**Study text**:
◆ ◆ ◆
Christensen Addition to Shakespeare School

© 2014 James Iska

Shakespeare School

© 2014 James Iska

In the post-WWII era, Chicago’s population grew rapidly, and Shakespeare School’s problems with overcrowding became even more extreme.  In 1951, the situation was so dire, that the school began to hold classes in double shifts (12).  Two years later, the Board of Education completed an $855,000 addition on the west side of the complex. (13) Christensen also designed this nineteen-classroom addition, which was more modern and utilitarian in appearance than the previous one.  But this final addition did not fully resolve Shakespeare School’s overcrowding issue.  Enrollment numbers continued to surge, and in the late 1950s, the school went back to double shifts.  The Board of Education soon changed attendance boundaries, which sent many students to other nearby schools with recent additions and mobile classrooms.

Shakespeare School

© 2014 James Iska

During this period Kenwood’s population underwent a dramatic shift. According to the Local community Fact Book,  “In 1950, the community was almost 85 percent white, and in 1960, it had changed to 84 percent black.” (14) Kenwood and adjacent South Side neighborhoods fell into decline.  The area suffered from overcrowding, dilapidated housing, high unemployment rates, and inadequate city services.  South Side schools received few improvements and suffered disproportionate overcrowding and inadequate staffing.
◆ ◆ ◆
**Data shown**:
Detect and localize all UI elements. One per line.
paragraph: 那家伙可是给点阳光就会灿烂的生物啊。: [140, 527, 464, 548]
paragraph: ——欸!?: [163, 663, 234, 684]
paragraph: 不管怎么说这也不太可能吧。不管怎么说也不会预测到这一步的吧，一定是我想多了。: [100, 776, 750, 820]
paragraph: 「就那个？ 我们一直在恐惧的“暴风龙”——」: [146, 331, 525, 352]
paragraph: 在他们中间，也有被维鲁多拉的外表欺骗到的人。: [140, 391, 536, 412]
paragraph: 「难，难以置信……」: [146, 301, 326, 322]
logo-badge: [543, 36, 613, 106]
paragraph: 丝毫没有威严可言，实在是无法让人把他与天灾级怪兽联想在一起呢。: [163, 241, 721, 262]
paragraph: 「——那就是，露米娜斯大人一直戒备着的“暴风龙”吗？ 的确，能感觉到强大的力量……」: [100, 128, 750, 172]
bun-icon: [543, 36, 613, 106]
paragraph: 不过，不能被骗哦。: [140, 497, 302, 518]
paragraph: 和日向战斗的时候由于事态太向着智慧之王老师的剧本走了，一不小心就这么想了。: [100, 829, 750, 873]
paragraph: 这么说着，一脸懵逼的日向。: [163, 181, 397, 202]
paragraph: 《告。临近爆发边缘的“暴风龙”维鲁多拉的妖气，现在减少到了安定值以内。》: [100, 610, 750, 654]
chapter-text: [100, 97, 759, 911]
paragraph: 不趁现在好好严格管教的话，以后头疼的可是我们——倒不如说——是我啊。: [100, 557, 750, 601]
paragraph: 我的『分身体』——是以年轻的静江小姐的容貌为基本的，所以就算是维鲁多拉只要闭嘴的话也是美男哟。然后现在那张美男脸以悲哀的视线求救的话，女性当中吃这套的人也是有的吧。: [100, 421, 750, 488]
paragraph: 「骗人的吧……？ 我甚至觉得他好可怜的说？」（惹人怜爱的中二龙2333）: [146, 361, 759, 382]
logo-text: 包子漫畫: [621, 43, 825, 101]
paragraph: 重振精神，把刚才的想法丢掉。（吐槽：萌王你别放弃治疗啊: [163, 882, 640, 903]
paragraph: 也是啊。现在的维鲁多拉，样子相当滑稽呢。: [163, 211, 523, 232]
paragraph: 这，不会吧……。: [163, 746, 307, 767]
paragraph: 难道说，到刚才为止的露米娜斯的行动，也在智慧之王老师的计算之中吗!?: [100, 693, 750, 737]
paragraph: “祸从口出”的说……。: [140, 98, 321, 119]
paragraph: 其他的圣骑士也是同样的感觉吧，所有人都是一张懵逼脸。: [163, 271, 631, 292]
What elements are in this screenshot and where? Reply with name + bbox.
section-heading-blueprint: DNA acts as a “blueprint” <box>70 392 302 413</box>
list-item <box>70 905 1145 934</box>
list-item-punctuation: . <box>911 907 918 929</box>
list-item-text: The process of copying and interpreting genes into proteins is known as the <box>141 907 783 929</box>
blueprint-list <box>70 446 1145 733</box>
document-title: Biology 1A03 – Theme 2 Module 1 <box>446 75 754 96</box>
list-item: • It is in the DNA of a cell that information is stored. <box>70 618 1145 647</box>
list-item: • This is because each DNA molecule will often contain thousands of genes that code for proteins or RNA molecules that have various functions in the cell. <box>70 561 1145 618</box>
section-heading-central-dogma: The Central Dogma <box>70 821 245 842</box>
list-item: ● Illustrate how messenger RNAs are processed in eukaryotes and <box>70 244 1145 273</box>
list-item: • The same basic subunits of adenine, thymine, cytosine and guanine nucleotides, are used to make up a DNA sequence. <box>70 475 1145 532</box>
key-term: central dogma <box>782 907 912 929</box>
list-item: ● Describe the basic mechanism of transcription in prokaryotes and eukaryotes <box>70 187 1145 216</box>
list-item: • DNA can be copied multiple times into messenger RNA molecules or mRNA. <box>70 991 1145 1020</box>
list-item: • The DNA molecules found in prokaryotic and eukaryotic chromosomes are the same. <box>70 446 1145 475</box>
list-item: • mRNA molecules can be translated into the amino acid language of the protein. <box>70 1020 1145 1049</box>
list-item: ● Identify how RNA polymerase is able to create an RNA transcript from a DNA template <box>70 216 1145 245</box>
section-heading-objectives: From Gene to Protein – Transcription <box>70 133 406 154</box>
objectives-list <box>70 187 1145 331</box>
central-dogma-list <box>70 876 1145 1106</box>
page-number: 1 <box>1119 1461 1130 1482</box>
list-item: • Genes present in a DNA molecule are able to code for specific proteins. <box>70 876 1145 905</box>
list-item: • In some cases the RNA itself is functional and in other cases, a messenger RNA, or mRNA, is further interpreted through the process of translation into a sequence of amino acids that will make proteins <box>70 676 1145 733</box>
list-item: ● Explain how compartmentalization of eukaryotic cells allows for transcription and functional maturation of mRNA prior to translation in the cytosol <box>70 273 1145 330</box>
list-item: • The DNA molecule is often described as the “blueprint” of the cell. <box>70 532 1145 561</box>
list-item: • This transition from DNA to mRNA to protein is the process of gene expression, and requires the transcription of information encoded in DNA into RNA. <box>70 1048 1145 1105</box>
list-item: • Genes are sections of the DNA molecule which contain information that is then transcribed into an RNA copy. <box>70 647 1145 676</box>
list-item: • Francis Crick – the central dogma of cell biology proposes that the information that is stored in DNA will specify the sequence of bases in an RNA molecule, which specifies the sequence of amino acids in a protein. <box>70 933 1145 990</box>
◆ ◆ ◆
**Using the information**:
[A] Rewrite the Shakespeare School text between "During this period" and "and inadequate staffing.", inclusive, with "dilapidated housing" changed to "run-down housing".
[B] Carry on the Shakespeare School history from the point where it stops.

**Answers for this exercise**:
[A]
During this period Kenwood’s population underwent a dramatic shift. According to the Local community Fact Book,  “In 1950, the community was almost 85 percent white, and in 1960, it had changed to 84 percent black.” (14) Kenwood and adjacent South Side neighborhoods fell into decline.  The area suffered from overcrowding, run-down housing, high unemployment rates, and inadequate city services.  South Side schools received few improvements and suffered disproportionate overcrowding and inadequate staffing.

[B]
North Kenwood Oakland Charter School

© 2014 James Iska

Strong community organizations such as the Hyde Park- Kenwood Community Conference and the Southeast Chicago Commission fostered neighborhood revitalization efforts and the area received substantial urban renewal funding.  By the late 1980s and early 1990s, many of the older homes that had been converted to multiple units decades earlier, were rehabilitated and reconverted to single family dwellings.  Improvements to the area also attracted new development, and Kenwood became a racially mixed middle class neighborhood.  In 1992, the Chicago Public Schools closed Shakespeare School, in response to poor academic performance and low attendance.  The area around the school continued to improve in the late 1990s, and high ranking officials including Alderman Toni Preckwinkle (now president of the Cook County Board) and Arne Duncan (who was appointed as Chief Executive Officer of the Chicago Public Schools and now serves as U.S. Secretary of Education) led the movement to convert Shakespeare School into the dual Ariel Community Academy and NKO campus (15).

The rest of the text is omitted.